PROBLEM REQUIREMENTS
Skip every image and restate the data word for word.

┌──

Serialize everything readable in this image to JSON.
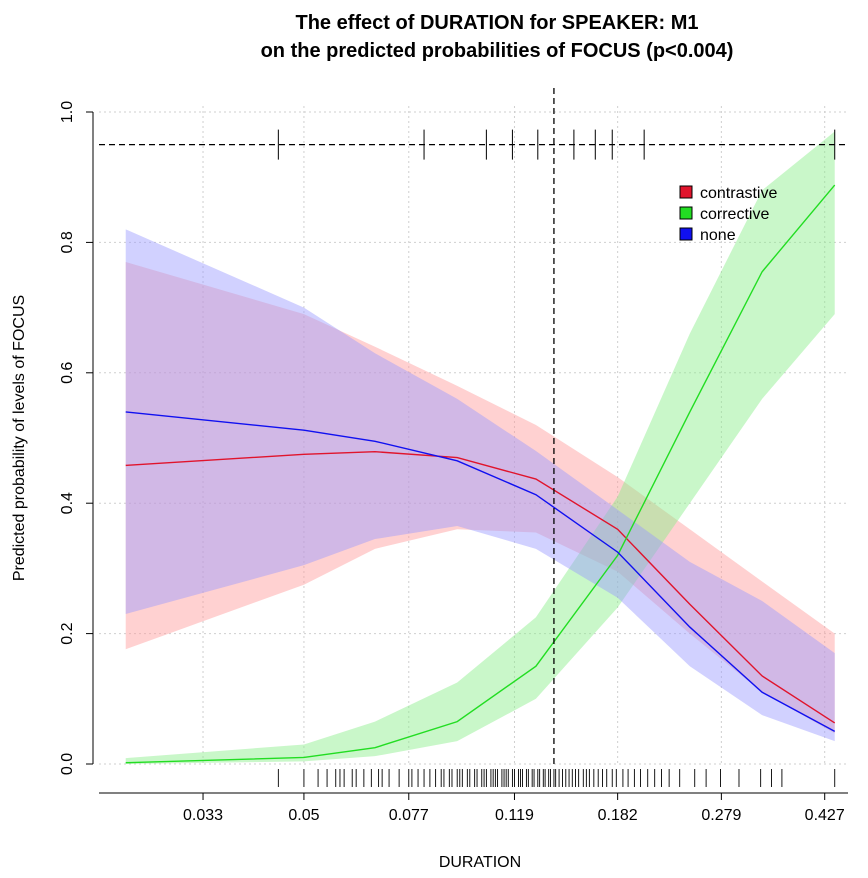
{
  "chart_data": {
    "type": "line",
    "title": "The effect of DURATION for SPEAKER: M1",
    "subtitle": "on the predicted probabilities of FOCUS (p<0.004)",
    "xlabel": "DURATION",
    "ylabel": "Predicted probability of levels of FOCUS",
    "x_scale": "log",
    "xlim": [
      0.0215,
      0.47
    ],
    "ylim": [
      0,
      1.0
    ],
    "x_ticks": [
      0.033,
      0.05,
      0.077,
      0.119,
      0.182,
      0.279,
      0.427
    ],
    "x_tick_labels": [
      "0.033",
      "0.05",
      "0.077",
      "0.119",
      "0.182",
      "0.279",
      "0.427"
    ],
    "y_ticks": [
      0,
      0.2,
      0.4,
      0.6,
      0.8,
      1.0
    ],
    "y_tick_labels": [
      "0.0",
      "0.2",
      "0.4",
      "0.6",
      "0.8",
      "1.0"
    ],
    "grid": true,
    "legend_position": "top-right",
    "colors": {
      "contrastive": "#e0142c",
      "corrective": "#22dd22",
      "none": "#1010f0",
      "contrastive_band": "#ff9a9a",
      "corrective_band": "#88ee88",
      "none_band": "#9a9aff"
    },
    "series": [
      {
        "name": "contrastive",
        "x": [
          0.024,
          0.05,
          0.067,
          0.094,
          0.13,
          0.182,
          0.245,
          0.33,
          0.445
        ],
        "values": [
          0.458,
          0.475,
          0.479,
          0.47,
          0.437,
          0.36,
          0.245,
          0.135,
          0.063
        ],
        "lower": [
          0.176,
          0.275,
          0.33,
          0.36,
          0.355,
          0.295,
          0.2,
          0.11,
          0.047
        ],
        "upper": [
          0.77,
          0.69,
          0.64,
          0.58,
          0.52,
          0.44,
          0.36,
          0.28,
          0.2
        ]
      },
      {
        "name": "corrective",
        "x": [
          0.024,
          0.05,
          0.067,
          0.094,
          0.13,
          0.182,
          0.245,
          0.33,
          0.445
        ],
        "values": [
          0.002,
          0.01,
          0.025,
          0.065,
          0.15,
          0.32,
          0.54,
          0.755,
          0.888
        ],
        "lower": [
          0.0,
          0.004,
          0.012,
          0.035,
          0.1,
          0.24,
          0.4,
          0.56,
          0.69
        ],
        "upper": [
          0.009,
          0.03,
          0.065,
          0.125,
          0.225,
          0.41,
          0.66,
          0.88,
          0.97
        ]
      },
      {
        "name": "none",
        "x": [
          0.024,
          0.05,
          0.067,
          0.094,
          0.13,
          0.182,
          0.245,
          0.33,
          0.445
        ],
        "values": [
          0.54,
          0.512,
          0.495,
          0.465,
          0.413,
          0.325,
          0.21,
          0.11,
          0.05
        ],
        "lower": [
          0.23,
          0.305,
          0.345,
          0.365,
          0.33,
          0.255,
          0.15,
          0.075,
          0.035
        ],
        "upper": [
          0.82,
          0.7,
          0.63,
          0.56,
          0.48,
          0.39,
          0.31,
          0.25,
          0.17
        ]
      }
    ],
    "reference_line": {
      "x": 0.14,
      "y": 0.95
    },
    "top_marks": [
      0.045,
      0.082,
      0.106,
      0.118,
      0.131,
      0.152,
      0.166,
      0.178,
      0.203,
      0.445
    ],
    "rug": [
      0.045,
      0.05,
      0.053,
      0.055,
      0.057,
      0.058,
      0.059,
      0.061,
      0.062,
      0.064,
      0.066,
      0.068,
      0.069,
      0.071,
      0.074,
      0.077,
      0.078,
      0.08,
      0.082,
      0.084,
      0.086,
      0.088,
      0.089,
      0.091,
      0.092,
      0.094,
      0.095,
      0.096,
      0.098,
      0.099,
      0.101,
      0.102,
      0.104,
      0.105,
      0.106,
      0.108,
      0.109,
      0.11,
      0.111,
      0.113,
      0.114,
      0.115,
      0.116,
      0.118,
      0.119,
      0.121,
      0.122,
      0.123,
      0.125,
      0.126,
      0.128,
      0.129,
      0.131,
      0.132,
      0.134,
      0.135,
      0.137,
      0.138,
      0.14,
      0.141,
      0.143,
      0.145,
      0.147,
      0.149,
      0.151,
      0.153,
      0.155,
      0.158,
      0.16,
      0.162,
      0.165,
      0.168,
      0.171,
      0.174,
      0.178,
      0.181,
      0.186,
      0.19,
      0.195,
      0.2,
      0.206,
      0.212,
      0.218,
      0.225,
      0.235,
      0.25,
      0.262,
      0.278,
      0.3,
      0.328,
      0.343,
      0.358,
      0.445
    ]
  }
}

└──

REPLY
Serialize everything readable in this image to JSON.
{
  "chart_data": {
    "type": "line",
    "title": "The effect of DURATION for SPEAKER: M1",
    "subtitle": "on the predicted probabilities of FOCUS (p<0.004)",
    "xlabel": "DURATION",
    "ylabel": "Predicted probability of levels of FOCUS",
    "x_scale": "log",
    "xlim": [
      0.0215,
      0.47
    ],
    "ylim": [
      0,
      1.0
    ],
    "x_ticks": [
      0.033,
      0.05,
      0.077,
      0.119,
      0.182,
      0.279,
      0.427
    ],
    "x_tick_labels": [
      "0.033",
      "0.05",
      "0.077",
      "0.119",
      "0.182",
      "0.279",
      "0.427"
    ],
    "y_ticks": [
      0,
      0.2,
      0.4,
      0.6,
      0.8,
      1.0
    ],
    "y_tick_labels": [
      "0.0",
      "0.2",
      "0.4",
      "0.6",
      "0.8",
      "1.0"
    ],
    "grid": true,
    "legend_position": "top-right",
    "colors": {
      "contrastive": "#e0142c",
      "corrective": "#22dd22",
      "none": "#1010f0",
      "contrastive_band": "#ff9a9a",
      "corrective_band": "#88ee88",
      "none_band": "#9a9aff"
    },
    "series": [
      {
        "name": "contrastive",
        "x": [
          0.024,
          0.05,
          0.067,
          0.094,
          0.13,
          0.182,
          0.245,
          0.33,
          0.445
        ],
        "values": [
          0.458,
          0.475,
          0.479,
          0.47,
          0.437,
          0.36,
          0.245,
          0.135,
          0.063
        ],
        "lower": [
          0.176,
          0.275,
          0.33,
          0.36,
          0.355,
          0.295,
          0.2,
          0.11,
          0.047
        ],
        "upper": [
          0.77,
          0.69,
          0.64,
          0.58,
          0.52,
          0.44,
          0.36,
          0.28,
          0.2
        ]
      },
      {
        "name": "corrective",
        "x": [
          0.024,
          0.05,
          0.067,
          0.094,
          0.13,
          0.182,
          0.245,
          0.33,
          0.445
        ],
        "values": [
          0.002,
          0.01,
          0.025,
          0.065,
          0.15,
          0.32,
          0.54,
          0.755,
          0.888
        ],
        "lower": [
          0.0,
          0.004,
          0.012,
          0.035,
          0.1,
          0.24,
          0.4,
          0.56,
          0.69
        ],
        "upper": [
          0.009,
          0.03,
          0.065,
          0.125,
          0.225,
          0.41,
          0.66,
          0.88,
          0.97
        ]
      },
      {
        "name": "none",
        "x": [
          0.024,
          0.05,
          0.067,
          0.094,
          0.13,
          0.182,
          0.245,
          0.33,
          0.445
        ],
        "values": [
          0.54,
          0.512,
          0.495,
          0.465,
          0.413,
          0.325,
          0.21,
          0.11,
          0.05
        ],
        "lower": [
          0.23,
          0.305,
          0.345,
          0.365,
          0.33,
          0.255,
          0.15,
          0.075,
          0.035
        ],
        "upper": [
          0.82,
          0.7,
          0.63,
          0.56,
          0.48,
          0.39,
          0.31,
          0.25,
          0.17
        ]
      }
    ],
    "reference_line": {
      "x": 0.14,
      "y": 0.95
    },
    "top_marks": [
      0.045,
      0.082,
      0.106,
      0.118,
      0.131,
      0.152,
      0.166,
      0.178,
      0.203,
      0.445
    ],
    "rug": [
      0.045,
      0.05,
      0.053,
      0.055,
      0.057,
      0.058,
      0.059,
      0.061,
      0.062,
      0.064,
      0.066,
      0.068,
      0.069,
      0.071,
      0.074,
      0.077,
      0.078,
      0.08,
      0.082,
      0.084,
      0.086,
      0.088,
      0.089,
      0.091,
      0.092,
      0.094,
      0.095,
      0.096,
      0.098,
      0.099,
      0.101,
      0.102,
      0.104,
      0.105,
      0.106,
      0.108,
      0.109,
      0.11,
      0.111,
      0.113,
      0.114,
      0.115,
      0.116,
      0.118,
      0.119,
      0.121,
      0.122,
      0.123,
      0.125,
      0.126,
      0.128,
      0.129,
      0.131,
      0.132,
      0.134,
      0.135,
      0.137,
      0.138,
      0.14,
      0.141,
      0.143,
      0.145,
      0.147,
      0.149,
      0.151,
      0.153,
      0.155,
      0.158,
      0.16,
      0.162,
      0.165,
      0.168,
      0.171,
      0.174,
      0.178,
      0.181,
      0.186,
      0.19,
      0.195,
      0.2,
      0.206,
      0.212,
      0.218,
      0.225,
      0.235,
      0.25,
      0.262,
      0.278,
      0.3,
      0.328,
      0.343,
      0.358,
      0.445
    ]
  }
}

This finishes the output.